* [Records for this task]:
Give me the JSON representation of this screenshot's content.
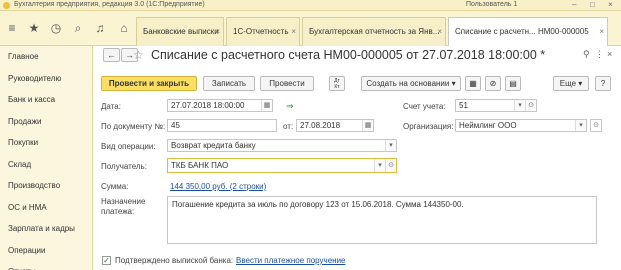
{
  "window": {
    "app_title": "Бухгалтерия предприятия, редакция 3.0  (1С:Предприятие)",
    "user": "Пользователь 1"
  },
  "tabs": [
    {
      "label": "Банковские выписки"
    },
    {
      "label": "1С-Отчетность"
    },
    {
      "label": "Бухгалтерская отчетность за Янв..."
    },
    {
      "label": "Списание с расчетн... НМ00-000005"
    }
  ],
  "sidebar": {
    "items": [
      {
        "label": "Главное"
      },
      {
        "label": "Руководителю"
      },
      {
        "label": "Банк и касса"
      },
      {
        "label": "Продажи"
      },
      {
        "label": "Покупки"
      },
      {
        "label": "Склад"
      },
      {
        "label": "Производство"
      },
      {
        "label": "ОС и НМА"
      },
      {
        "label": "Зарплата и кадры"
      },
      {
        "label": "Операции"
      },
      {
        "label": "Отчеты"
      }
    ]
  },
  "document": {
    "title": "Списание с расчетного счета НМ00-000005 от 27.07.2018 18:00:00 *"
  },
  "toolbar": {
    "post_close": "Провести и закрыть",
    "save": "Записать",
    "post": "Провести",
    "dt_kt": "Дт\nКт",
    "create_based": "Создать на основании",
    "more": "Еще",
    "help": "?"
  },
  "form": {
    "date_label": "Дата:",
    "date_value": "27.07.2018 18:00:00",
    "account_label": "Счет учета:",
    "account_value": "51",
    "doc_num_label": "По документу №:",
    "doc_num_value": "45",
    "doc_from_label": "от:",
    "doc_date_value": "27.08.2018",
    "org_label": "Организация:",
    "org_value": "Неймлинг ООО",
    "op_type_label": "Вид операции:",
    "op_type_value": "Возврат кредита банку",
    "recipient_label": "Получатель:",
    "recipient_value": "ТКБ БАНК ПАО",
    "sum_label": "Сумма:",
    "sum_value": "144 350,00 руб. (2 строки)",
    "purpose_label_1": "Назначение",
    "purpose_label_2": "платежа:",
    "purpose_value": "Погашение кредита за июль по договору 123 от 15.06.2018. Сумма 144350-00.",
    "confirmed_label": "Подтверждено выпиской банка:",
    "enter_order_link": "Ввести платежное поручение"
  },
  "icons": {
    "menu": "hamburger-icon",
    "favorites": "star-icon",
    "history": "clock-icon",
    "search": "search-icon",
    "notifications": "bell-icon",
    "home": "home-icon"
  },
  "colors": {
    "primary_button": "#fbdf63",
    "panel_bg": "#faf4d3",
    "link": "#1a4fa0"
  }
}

* [Objective]:
Copy each line in full and exactly, omitting any picture.

* [Answer in full]:
Give me the JSON representation of this screenshot's content.
{
  "window": {
    "app_title": "Бухгалтерия предприятия, редакция 3.0  (1С:Предприятие)",
    "user": "Пользователь 1"
  },
  "tabs": [
    {
      "label": "Банковские выписки"
    },
    {
      "label": "1С-Отчетность"
    },
    {
      "label": "Бухгалтерская отчетность за Янв..."
    },
    {
      "label": "Списание с расчетн... НМ00-000005"
    }
  ],
  "sidebar": {
    "items": [
      {
        "label": "Главное"
      },
      {
        "label": "Руководителю"
      },
      {
        "label": "Банк и касса"
      },
      {
        "label": "Продажи"
      },
      {
        "label": "Покупки"
      },
      {
        "label": "Склад"
      },
      {
        "label": "Производство"
      },
      {
        "label": "ОС и НМА"
      },
      {
        "label": "Зарплата и кадры"
      },
      {
        "label": "Операции"
      },
      {
        "label": "Отчеты"
      }
    ]
  },
  "document": {
    "title": "Списание с расчетного счета НМ00-000005 от 27.07.2018 18:00:00 *"
  },
  "toolbar": {
    "post_close": "Провести и закрыть",
    "save": "Записать",
    "post": "Провести",
    "dt_kt": "Дт\nКт",
    "create_based": "Создать на основании",
    "more": "Еще",
    "help": "?"
  },
  "form": {
    "date_label": "Дата:",
    "date_value": "27.07.2018 18:00:00",
    "account_label": "Счет учета:",
    "account_value": "51",
    "doc_num_label": "По документу №:",
    "doc_num_value": "45",
    "doc_from_label": "от:",
    "doc_date_value": "27.08.2018",
    "org_label": "Организация:",
    "org_value": "Неймлинг ООО",
    "op_type_label": "Вид операции:",
    "op_type_value": "Возврат кредита банку",
    "recipient_label": "Получатель:",
    "recipient_value": "ТКБ БАНК ПАО",
    "sum_label": "Сумма:",
    "sum_value": "144 350,00 руб. (2 строки)",
    "purpose_label_1": "Назначение",
    "purpose_label_2": "платежа:",
    "purpose_value": "Погашение кредита за июль по договору 123 от 15.06.2018. Сумма 144350-00.",
    "confirmed_label": "Подтверждено выпиской банка:",
    "enter_order_link": "Ввести платежное поручение"
  },
  "icons": {
    "menu": "hamburger-icon",
    "favorites": "star-icon",
    "history": "clock-icon",
    "search": "search-icon",
    "notifications": "bell-icon",
    "home": "home-icon"
  },
  "colors": {
    "primary_button": "#fbdf63",
    "panel_bg": "#faf4d3",
    "link": "#1a4fa0"
  }
}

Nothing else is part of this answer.